**Your objective**
Out of the lines below, please list those that hold the string "Point".
----- Raw records -----
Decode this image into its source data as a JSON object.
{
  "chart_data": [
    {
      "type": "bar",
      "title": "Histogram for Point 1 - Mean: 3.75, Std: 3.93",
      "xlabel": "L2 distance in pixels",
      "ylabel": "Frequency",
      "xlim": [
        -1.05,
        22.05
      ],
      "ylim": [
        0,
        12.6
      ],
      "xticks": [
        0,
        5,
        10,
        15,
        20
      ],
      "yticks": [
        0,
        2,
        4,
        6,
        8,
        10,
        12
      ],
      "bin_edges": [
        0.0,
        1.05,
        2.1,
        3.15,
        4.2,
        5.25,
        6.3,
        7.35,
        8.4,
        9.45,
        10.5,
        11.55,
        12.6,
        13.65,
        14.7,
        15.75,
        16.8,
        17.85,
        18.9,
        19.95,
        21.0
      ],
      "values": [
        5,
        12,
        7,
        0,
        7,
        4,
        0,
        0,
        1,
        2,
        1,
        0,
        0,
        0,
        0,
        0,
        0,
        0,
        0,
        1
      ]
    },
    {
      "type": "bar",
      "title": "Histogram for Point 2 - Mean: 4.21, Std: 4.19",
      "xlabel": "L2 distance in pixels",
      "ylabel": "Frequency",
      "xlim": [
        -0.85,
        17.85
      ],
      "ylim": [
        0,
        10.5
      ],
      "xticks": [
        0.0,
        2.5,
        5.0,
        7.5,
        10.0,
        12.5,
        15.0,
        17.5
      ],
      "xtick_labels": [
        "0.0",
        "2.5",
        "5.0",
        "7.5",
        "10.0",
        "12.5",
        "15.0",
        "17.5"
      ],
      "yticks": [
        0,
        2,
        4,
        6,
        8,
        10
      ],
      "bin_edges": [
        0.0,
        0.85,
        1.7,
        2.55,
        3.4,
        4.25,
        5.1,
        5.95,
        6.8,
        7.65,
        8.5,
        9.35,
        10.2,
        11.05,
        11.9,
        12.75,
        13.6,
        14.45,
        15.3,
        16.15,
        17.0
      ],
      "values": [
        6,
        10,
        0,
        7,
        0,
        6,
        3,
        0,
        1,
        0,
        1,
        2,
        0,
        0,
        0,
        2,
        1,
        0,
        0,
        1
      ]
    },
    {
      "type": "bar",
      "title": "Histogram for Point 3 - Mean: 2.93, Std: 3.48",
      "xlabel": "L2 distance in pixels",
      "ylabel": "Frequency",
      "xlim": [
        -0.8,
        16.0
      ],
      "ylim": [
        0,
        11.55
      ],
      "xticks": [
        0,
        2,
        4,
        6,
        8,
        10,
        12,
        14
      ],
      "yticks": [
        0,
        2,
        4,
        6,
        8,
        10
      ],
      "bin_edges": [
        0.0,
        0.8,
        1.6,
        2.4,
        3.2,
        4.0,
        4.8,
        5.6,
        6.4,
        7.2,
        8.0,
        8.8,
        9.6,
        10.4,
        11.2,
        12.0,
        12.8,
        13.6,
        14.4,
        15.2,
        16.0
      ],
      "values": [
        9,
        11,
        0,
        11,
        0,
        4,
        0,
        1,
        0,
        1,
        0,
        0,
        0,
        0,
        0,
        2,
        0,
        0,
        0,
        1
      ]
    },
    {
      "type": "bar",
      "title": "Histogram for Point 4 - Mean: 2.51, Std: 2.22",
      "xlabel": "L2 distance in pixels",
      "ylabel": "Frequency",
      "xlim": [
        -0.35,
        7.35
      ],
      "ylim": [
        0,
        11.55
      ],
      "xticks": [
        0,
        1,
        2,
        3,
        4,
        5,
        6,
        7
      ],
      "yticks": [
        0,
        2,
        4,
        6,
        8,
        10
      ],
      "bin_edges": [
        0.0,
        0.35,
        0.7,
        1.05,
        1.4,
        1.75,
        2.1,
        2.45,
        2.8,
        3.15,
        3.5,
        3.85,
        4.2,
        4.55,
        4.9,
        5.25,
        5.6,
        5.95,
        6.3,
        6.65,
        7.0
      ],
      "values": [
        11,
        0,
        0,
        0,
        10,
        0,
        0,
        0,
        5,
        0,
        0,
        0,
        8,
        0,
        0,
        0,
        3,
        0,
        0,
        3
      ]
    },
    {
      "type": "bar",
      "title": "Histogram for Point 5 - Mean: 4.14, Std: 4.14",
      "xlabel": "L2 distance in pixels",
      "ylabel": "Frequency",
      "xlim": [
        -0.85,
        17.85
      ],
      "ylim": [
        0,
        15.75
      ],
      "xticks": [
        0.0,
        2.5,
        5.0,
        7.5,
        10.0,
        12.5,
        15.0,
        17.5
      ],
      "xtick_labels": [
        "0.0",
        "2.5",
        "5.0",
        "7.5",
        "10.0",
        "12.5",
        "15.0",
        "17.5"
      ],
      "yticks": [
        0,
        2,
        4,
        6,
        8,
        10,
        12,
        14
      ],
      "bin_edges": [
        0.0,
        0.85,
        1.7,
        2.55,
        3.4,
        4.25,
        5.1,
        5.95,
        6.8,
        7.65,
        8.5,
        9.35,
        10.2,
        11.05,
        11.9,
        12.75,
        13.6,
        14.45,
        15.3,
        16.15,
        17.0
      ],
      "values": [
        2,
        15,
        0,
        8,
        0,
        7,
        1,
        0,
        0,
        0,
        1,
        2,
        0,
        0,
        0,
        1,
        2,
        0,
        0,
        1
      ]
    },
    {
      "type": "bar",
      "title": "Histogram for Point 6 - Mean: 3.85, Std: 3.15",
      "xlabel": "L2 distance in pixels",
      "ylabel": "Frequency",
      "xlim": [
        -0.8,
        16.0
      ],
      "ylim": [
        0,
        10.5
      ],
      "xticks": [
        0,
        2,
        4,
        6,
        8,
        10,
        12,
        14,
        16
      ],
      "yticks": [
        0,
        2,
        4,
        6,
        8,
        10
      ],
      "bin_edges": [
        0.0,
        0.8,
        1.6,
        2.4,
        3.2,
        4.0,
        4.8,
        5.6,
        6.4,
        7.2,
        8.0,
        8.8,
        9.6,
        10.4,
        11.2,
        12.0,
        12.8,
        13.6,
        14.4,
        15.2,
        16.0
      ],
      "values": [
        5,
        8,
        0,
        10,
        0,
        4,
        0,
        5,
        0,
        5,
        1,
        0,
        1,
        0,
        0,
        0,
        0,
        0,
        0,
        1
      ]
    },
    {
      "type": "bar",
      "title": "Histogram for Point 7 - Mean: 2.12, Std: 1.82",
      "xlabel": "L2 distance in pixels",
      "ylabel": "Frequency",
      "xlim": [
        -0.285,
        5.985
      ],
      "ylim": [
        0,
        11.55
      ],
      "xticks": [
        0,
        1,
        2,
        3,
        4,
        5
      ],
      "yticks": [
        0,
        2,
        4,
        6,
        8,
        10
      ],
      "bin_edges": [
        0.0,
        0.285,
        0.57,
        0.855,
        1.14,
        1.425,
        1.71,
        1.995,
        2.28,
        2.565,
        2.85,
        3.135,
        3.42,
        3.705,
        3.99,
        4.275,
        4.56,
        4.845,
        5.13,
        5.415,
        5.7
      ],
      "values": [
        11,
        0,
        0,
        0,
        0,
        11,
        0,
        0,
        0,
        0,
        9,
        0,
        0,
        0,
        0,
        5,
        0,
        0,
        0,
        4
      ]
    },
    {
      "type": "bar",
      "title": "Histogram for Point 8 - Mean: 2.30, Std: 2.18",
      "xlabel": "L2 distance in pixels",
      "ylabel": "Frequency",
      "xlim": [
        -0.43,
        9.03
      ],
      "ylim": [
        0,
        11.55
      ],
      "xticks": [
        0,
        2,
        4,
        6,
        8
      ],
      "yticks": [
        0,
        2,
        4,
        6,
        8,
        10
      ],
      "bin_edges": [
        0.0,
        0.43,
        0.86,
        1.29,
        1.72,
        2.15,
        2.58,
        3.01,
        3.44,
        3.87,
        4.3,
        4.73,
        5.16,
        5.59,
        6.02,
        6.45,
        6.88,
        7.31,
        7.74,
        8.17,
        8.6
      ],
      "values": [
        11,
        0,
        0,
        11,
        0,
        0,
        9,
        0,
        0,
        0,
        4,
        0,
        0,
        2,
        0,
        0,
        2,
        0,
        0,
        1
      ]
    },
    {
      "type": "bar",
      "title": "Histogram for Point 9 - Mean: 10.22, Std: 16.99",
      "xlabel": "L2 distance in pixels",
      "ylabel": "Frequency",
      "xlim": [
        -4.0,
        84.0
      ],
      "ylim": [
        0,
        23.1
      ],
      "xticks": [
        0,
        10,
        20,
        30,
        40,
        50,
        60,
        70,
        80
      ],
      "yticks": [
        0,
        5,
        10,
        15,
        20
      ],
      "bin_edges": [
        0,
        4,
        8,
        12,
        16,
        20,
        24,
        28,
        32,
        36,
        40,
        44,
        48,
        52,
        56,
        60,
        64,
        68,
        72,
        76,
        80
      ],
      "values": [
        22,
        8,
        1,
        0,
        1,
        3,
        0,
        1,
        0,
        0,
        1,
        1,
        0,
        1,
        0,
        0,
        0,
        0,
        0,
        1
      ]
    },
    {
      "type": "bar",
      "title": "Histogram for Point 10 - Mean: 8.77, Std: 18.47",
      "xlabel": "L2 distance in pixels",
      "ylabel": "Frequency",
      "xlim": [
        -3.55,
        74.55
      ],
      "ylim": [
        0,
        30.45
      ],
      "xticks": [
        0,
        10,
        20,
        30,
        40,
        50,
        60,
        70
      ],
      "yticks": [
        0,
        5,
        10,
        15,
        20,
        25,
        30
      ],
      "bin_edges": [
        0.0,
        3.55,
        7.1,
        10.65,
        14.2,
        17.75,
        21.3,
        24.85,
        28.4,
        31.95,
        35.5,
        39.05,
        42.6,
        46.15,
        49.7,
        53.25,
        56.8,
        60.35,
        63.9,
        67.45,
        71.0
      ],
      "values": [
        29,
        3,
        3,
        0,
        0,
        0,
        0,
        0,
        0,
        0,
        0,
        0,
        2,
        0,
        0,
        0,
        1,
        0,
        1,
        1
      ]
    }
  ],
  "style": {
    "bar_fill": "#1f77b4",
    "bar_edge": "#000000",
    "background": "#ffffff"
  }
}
-----
**Complete output**
      "title": "Histogram for Point 1 - Mean: 3.75, Std: 3.93",
      "title": "Histogram for Point 2 - Mean: 4.21, Std: 4.19",
      "title": "Histogram for Point 3 - Mean: 2.93, Std: 3.48",
      "title": "Histogram for Point 4 - Mean: 2.51, Std: 2.22",
      "title": "Histogram for Point 5 - Mean: 4.14, Std: 4.14",
      "title": "Histogram for Point 6 - Mean: 3.85, Std: 3.15",
      "title": "Histogram for Point 7 - Mean: 2.12, Std: 1.82",
      "title": "Histogram for Point 8 - Mean: 2.30, Std: 2.18",
      "title": "Histogram for Point 9 - Mean: 10.22, Std: 16.99",
      "title": "Histogram for Point 10 - Mean: 8.77, Std: 18.47",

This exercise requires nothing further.